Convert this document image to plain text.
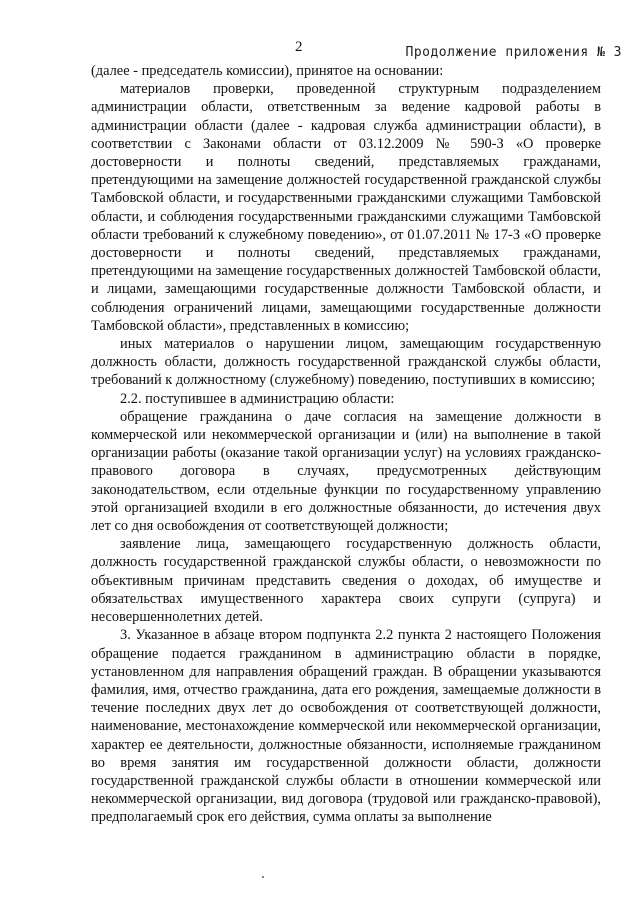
2	Продолжение приложения № 3

(далее - председатель комиссии), принятое на основании:

материалов проверки, проведенной структурным подразделением администрации области, ответственным за ведение кадровой работы в администрации области (далее - кадровая служба администрации области), в соответствии с Законами области от 03.12.2009 № 590-З «О проверке достоверности и полноты сведений, представляемых гражданами, претендующими на замещение должностей государственной гражданской службы Тамбовской области, и государственными гражданскими служащими Тамбовской области, и соблюдения государственными гражданскими служащими Тамбовской области требований к служебному поведению», от 01.07.2011 № 17-З «О проверке достоверности и полноты сведений, представляемых гражданами, претендующими на замещение государственных должностей Тамбовской области, и лицами, замещающими государственные должности Тамбовской области, и соблюдения ограничений лицами, замещающими государственные должности Тамбовской области», представленных в комиссию;

иных материалов о нарушении лицом, замещающим государственную должность области, должность государственной гражданской службы области, требований к должностному (служебному) поведению, поступивших в комиссию;

2.2. поступившее в администрацию области:

обращение гражданина о даче согласия на замещение должности в коммерческой или некоммерческой организации и (или) на выполнение в такой организации работы (оказание такой организации услуг) на условиях гражданско-правового договора в случаях, предусмотренных действующим законодательством, если отдельные функции по государственному управлению этой организацией входили в его должностные обязанности, до истечения двух лет со дня освобождения от соответствующей должности;

заявление лица, замещающего государственную должность области, должность государственной гражданской службы области, о невозможности по объективным причинам представить сведения о доходах, об имуществе и обязательствах имущественного характера своих супруги (супруга) и несовершеннолетних детей.

3. Указанное в абзаце втором подпункта 2.2 пункта 2 настоящего Положения обращение подается гражданином в администрацию области в порядке, установленном для направления обращений граждан. В обращении указываются фамилия, имя, отчество гражданина, дата его рождения, замещаемые должности в течение последних двух лет до освобождения от соответствующей должности, наименование, местонахождение коммерческой или некоммерческой организации, характер ее деятельности, должностные обязанности, исполняемые гражданином во время занятия им государственной должности области, должности государственной гражданской службы области в отношении коммерческой или некоммерческой организации, вид договора (трудовой или гражданско-правовой), предполагаемый срок его действия, сумма оплаты за выполнение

§ **What the exercise asks**
Find the lines with the string "государственную" and reproduce them.

§ **Expected answer**
иных материалов о нарушении лицом, замещающим государственную должность области, должность государственной гражданской службы области, требований к должностному (служебному) поведению, поступивших в комиссию;
заявление лица, замещающего государственную должность области, должность государственной гражданской службы области, о невозможности по объективным причинам представить сведения о доходах, об имуществе и обязательствах имущественного характера своих супруги (супруга) и несовершеннолетних детей.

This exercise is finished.